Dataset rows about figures
++++++++

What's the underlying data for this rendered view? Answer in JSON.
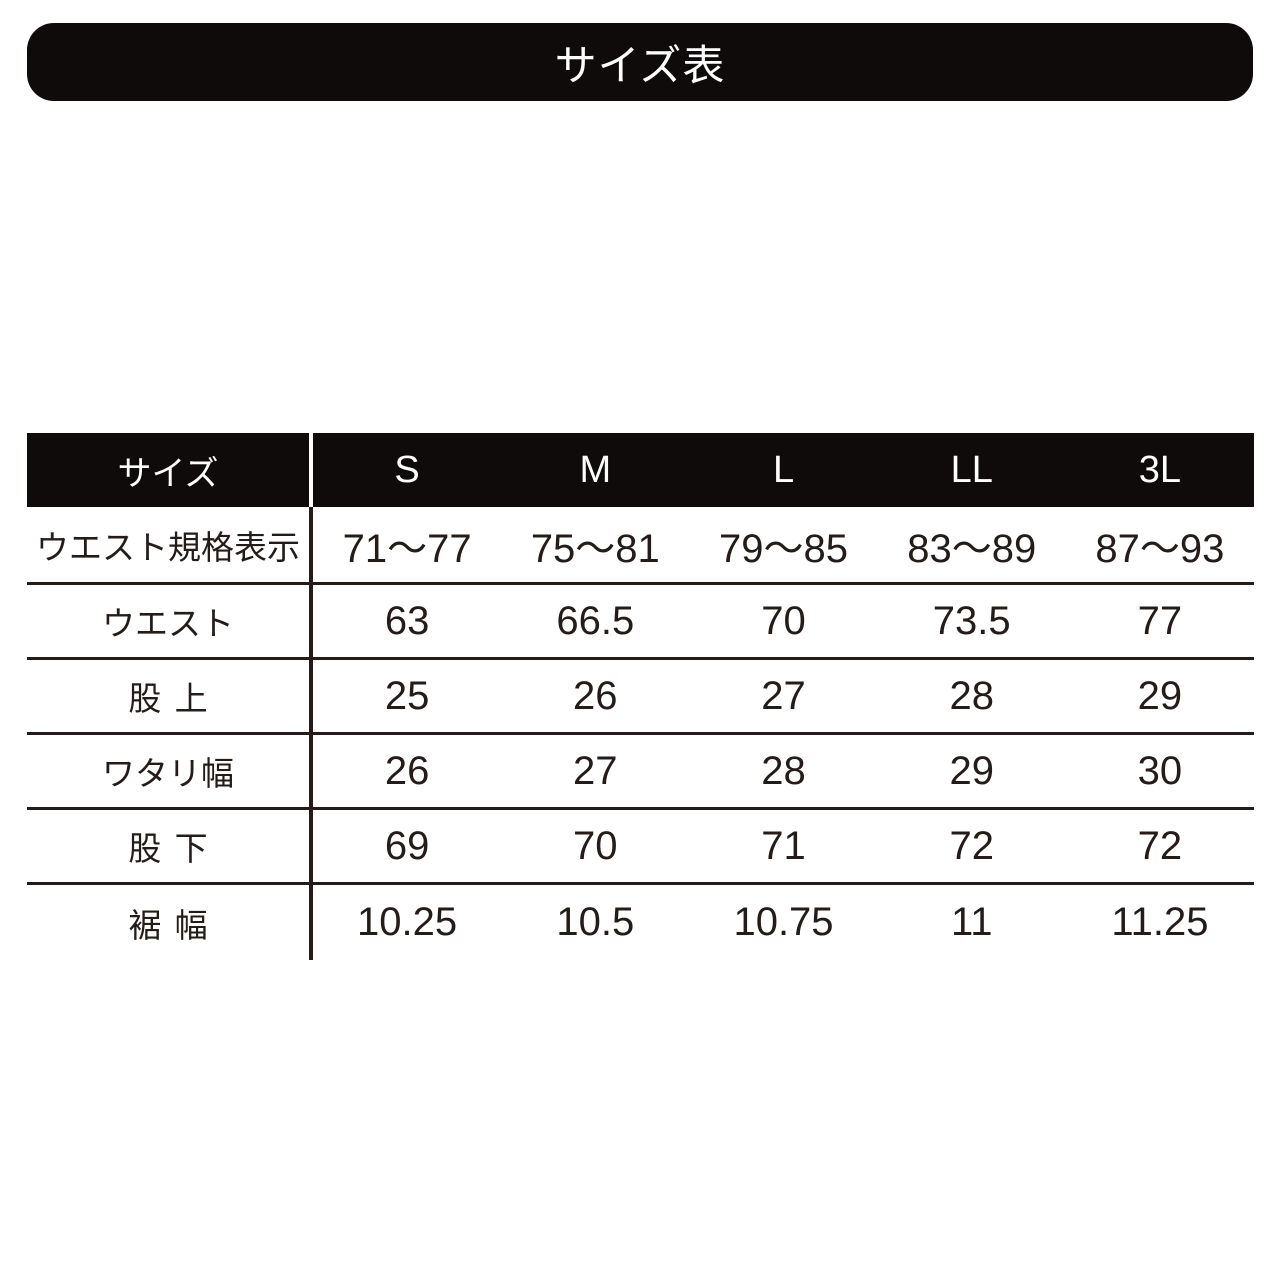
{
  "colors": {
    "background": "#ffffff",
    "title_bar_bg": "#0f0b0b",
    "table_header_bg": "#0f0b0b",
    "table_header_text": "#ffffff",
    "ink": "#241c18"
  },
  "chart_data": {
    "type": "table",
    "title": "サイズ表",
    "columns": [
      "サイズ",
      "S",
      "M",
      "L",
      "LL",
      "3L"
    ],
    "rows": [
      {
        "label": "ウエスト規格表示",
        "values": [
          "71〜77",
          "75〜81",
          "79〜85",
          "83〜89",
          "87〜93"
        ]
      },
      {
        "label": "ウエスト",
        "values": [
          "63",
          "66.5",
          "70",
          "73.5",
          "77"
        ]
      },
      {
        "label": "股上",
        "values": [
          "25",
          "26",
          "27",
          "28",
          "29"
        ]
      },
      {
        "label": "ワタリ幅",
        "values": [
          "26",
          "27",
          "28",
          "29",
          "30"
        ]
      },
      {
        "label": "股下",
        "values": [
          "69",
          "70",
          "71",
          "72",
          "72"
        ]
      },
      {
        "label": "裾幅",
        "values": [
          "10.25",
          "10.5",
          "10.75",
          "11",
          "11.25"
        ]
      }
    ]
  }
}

++++++++

# Problem statement
Find each line that has the word "ffffff", then copy it out.

# Response below
    "background": "#ffffff",
    "table_header_text": "#ffffff",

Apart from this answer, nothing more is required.